▶ GIVEN REQUEST
Below are the records. List every line holding the word "muerte".

▶ DATASET RECORDS
-*-

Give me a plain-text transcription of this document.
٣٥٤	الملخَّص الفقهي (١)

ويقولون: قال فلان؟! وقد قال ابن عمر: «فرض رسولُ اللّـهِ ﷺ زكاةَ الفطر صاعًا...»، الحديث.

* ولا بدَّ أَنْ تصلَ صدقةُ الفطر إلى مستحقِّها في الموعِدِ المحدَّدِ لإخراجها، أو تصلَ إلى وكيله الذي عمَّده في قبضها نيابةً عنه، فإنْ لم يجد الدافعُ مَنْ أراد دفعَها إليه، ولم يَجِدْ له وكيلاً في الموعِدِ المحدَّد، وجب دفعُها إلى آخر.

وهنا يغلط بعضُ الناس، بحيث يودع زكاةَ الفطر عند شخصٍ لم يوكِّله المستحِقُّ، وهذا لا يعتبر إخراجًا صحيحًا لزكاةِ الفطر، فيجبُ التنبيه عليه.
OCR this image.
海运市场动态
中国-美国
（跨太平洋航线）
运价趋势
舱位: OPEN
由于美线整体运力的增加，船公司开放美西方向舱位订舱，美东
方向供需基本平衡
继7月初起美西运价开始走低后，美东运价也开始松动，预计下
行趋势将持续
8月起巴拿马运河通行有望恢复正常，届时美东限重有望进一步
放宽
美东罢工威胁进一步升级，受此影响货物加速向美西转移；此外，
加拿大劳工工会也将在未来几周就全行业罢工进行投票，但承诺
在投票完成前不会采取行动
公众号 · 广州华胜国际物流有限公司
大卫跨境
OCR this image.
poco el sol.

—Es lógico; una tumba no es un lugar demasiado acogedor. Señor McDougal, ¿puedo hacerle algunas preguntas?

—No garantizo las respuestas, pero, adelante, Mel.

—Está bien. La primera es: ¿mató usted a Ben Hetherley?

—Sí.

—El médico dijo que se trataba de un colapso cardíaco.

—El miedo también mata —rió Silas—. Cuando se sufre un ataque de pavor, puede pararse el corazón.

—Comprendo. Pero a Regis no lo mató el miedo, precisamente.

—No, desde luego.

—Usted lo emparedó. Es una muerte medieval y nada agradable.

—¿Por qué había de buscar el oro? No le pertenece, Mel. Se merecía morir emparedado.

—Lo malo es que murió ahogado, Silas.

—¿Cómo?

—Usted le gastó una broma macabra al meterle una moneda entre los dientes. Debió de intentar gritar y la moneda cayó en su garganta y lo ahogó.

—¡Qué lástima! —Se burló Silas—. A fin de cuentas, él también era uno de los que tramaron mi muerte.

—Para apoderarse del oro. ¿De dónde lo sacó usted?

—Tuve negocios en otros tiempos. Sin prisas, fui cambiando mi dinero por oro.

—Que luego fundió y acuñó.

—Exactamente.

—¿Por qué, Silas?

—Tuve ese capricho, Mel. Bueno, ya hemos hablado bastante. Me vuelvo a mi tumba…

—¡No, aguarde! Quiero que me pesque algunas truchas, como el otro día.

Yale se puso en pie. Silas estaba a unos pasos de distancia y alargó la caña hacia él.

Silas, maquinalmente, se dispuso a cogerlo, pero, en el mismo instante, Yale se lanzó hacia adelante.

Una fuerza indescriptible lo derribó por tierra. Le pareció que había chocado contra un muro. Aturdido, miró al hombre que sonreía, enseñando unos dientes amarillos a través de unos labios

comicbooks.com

-*-

▶ RESPONSE TO THE EXERCISE
—Usted lo emparedó. Es una muerte medieval y nada agradable.
—¡Qué lástima! —Se burló Silas—. A fin de cuentas, él también era uno de los que tramaron mi muerte.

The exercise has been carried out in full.